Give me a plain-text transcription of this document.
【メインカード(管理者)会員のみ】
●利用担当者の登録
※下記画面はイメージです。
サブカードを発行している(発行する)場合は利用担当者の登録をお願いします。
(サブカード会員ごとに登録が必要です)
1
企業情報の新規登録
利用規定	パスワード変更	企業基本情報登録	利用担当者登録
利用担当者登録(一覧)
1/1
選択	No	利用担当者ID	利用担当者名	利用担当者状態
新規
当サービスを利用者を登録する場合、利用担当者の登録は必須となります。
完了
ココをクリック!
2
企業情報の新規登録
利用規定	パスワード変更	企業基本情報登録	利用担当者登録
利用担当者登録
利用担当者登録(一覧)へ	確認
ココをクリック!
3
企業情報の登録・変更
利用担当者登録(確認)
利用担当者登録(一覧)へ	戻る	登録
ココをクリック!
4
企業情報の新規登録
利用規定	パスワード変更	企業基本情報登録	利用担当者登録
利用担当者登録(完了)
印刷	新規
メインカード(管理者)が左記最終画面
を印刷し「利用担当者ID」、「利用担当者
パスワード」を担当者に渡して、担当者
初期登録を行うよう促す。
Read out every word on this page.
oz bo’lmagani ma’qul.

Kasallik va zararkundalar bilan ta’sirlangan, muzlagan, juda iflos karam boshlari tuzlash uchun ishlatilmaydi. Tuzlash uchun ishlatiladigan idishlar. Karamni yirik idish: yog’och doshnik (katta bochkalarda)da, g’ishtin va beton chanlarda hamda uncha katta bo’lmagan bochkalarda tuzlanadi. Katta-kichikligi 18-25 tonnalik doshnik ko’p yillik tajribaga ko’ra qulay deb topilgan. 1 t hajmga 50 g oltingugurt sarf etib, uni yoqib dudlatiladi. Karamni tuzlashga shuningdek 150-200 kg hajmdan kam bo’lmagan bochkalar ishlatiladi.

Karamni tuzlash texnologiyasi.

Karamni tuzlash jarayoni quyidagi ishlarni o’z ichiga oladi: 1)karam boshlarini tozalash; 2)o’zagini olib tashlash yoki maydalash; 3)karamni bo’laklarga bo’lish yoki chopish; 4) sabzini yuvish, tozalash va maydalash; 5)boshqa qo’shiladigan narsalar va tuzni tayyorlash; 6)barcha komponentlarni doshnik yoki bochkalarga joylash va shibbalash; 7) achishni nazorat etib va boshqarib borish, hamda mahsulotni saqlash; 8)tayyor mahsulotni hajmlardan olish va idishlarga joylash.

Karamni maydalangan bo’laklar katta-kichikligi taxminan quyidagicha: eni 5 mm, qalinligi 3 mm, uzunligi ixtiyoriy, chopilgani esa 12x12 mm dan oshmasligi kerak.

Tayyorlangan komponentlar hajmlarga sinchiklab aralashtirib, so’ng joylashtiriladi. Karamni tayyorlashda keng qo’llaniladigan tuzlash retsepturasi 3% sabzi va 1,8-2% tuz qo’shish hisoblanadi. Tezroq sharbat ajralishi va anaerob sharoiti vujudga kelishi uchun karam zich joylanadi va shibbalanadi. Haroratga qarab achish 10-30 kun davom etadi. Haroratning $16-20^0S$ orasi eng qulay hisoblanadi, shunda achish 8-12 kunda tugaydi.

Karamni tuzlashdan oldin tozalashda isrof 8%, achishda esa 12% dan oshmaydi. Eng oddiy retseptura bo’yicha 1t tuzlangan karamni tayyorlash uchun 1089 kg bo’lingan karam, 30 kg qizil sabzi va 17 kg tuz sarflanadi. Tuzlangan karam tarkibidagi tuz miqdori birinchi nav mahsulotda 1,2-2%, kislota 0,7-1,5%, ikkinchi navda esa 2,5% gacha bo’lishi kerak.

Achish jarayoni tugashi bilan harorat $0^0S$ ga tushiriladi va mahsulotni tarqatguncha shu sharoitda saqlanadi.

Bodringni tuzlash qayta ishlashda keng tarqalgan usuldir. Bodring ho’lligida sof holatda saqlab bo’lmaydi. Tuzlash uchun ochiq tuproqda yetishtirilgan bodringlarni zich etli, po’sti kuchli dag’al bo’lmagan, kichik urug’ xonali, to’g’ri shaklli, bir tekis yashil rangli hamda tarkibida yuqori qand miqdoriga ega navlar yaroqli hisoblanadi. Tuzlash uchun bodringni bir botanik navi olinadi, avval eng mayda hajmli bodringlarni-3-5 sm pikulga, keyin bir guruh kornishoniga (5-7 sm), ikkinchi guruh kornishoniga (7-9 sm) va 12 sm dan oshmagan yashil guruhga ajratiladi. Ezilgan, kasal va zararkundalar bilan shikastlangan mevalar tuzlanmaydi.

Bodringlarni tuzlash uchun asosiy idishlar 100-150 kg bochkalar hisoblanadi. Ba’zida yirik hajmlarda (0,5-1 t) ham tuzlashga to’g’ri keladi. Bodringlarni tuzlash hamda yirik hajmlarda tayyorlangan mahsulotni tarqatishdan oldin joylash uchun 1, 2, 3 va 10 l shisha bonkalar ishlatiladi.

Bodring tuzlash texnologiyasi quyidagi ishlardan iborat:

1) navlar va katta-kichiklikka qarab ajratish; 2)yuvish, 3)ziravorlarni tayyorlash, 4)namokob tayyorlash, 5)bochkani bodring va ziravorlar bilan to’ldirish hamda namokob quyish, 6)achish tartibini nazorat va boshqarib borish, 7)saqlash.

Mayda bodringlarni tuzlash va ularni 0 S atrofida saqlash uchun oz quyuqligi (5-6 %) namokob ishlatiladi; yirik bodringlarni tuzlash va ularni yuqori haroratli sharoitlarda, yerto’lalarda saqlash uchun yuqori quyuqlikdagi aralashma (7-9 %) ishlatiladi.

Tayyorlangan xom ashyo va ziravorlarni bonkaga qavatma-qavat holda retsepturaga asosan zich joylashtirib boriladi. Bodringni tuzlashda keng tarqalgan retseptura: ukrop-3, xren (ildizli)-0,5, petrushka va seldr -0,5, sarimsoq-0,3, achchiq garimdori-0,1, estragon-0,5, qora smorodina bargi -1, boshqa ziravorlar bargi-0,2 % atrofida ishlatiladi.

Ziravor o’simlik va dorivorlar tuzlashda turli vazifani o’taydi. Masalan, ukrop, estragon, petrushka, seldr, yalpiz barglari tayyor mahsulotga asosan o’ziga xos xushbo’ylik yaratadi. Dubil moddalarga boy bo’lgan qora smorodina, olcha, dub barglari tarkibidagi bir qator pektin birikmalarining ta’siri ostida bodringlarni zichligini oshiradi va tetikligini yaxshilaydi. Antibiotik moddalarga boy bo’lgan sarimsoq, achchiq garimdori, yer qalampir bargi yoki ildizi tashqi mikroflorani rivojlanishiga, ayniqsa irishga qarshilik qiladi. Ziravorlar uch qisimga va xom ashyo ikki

■ ■ ■ ■ ■ ■ ■

Sift the material for lines with the string "利用担当者登録". Copy each one found.

利用規定	パスワード変更	企業基本情報登録	利用担当者登録
利用担当者登録(一覧)
利用規定	パスワード変更	企業基本情報登録	利用担当者登録
利用担当者登録
利用担当者登録(一覧)へ	確認
利用担当者登録(確認)
利用担当者登録(一覧)へ	戻る	登録
利用規定	パスワード変更	企業基本情報登録	利用担当者登録
利用担当者登録(完了)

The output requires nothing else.